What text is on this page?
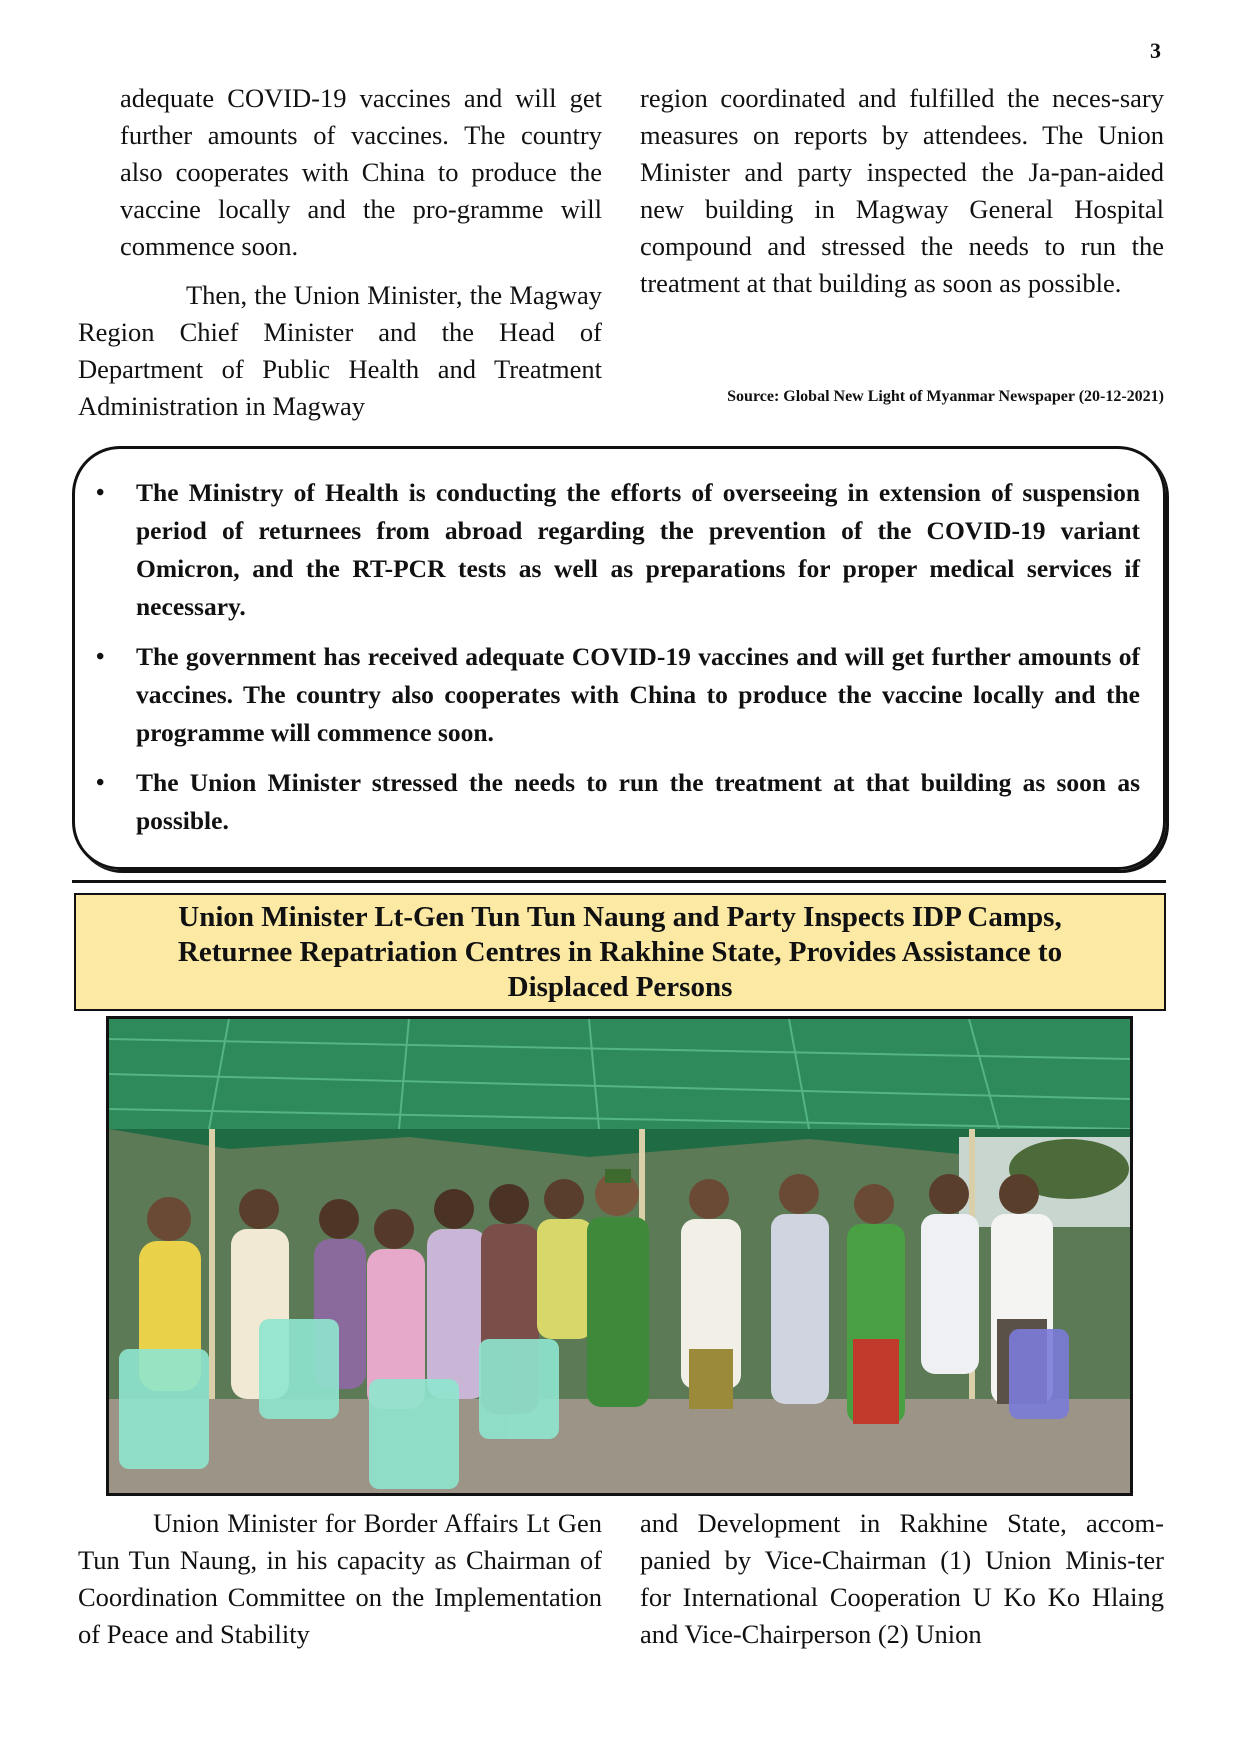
3

adequate COVID-19 vaccines and will get further amounts of vaccines. The country also cooperates with China to produce the vaccine locally and the pro-gramme will commence soon.

Then, the Union Minister, the Magway Region Chief Minister and the Head of Department of Public Health and Treatment Administration in Magway

region coordinated and fulfilled the neces-sary measures on reports by attendees. The Union Minister and party inspected the Ja-pan-aided new building in Magway General Hospital compound and stressed the needs to run the treatment at that building as soon as possible.

Source: Global New Light of Myanmar Newspaper (20-12-2021)
• The Ministry of Health is conducting the efforts of overseeing in extension of suspension period of returnees from abroad regarding the prevention of the COVID-19 variant Omicron, and the RT-PCR tests as well as preparations for proper medical services if necessary.
• The government has received adequate COVID-19 vaccines and will get further amounts of vaccines. The country also cooperates with China to produce the vaccine locally and the programme will commence soon.
• The Union Minister stressed the needs to run the treatment at that building as soon as possible.
Union Minister Lt-Gen Tun Tun Naung and Party Inspects IDP Camps, Returnee Repatriation Centres in Rakhine State, Provides Assistance to Displaced Persons

Union Minister for Border Affairs Lt Gen Tun Tun Naung, in his capacity as Chairman of Coordination Committee on the Implementation of Peace and Stability

and Development in Rakhine State, accom-panied by Vice-Chairman (1) Union Minis-ter for International Cooperation U Ko Ko Hlaing and Vice-Chairperson (2) Union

○ ○ ○ ○

▶ Brief:
Write out all the entries word for word, but skip any images.

▶ Response to the exercise:
What text is on this page?
3

adequate COVID-19 vaccines and will get further amounts of vaccines. The country also cooperates with China to produce the vaccine locally and the pro-gramme will commence soon.

Then, the Union Minister, the Magway Region Chief Minister and the Head of Department of Public Health and Treatment Administration in Magway

region coordinated and fulfilled the neces-sary measures on reports by attendees. The Union Minister and party inspected the Ja-pan-aided new building in Magway General Hospital compound and stressed the needs to run the treatment at that building as soon as possible.

Source: Global New Light of Myanmar Newspaper (20-12-2021)
• The Ministry of Health is conducting the efforts of overseeing in extension of suspension period of returnees from abroad regarding the prevention of the COVID-19 variant Omicron, and the RT-PCR tests as well as preparations for proper medical services if necessary.
• The government has received adequate COVID-19 vaccines and will get further amounts of vaccines. The country also cooperates with China to produce the vaccine locally and the programme will commence soon.
• The Union Minister stressed the needs to run the treatment at that building as soon as possible.
Union Minister Lt-Gen Tun Tun Naung and Party Inspects IDP Camps, Returnee Repatriation Centres in Rakhine State, Provides Assistance to Displaced Persons

Union Minister for Border Affairs Lt Gen Tun Tun Naung, in his capacity as Chairman of Coordination Committee on the Implementation of Peace and Stability

and Development in Rakhine State, accom-panied by Vice-Chairman (1) Union Minis-ter for International Cooperation U Ko Ko Hlaing and Vice-Chairperson (2) Union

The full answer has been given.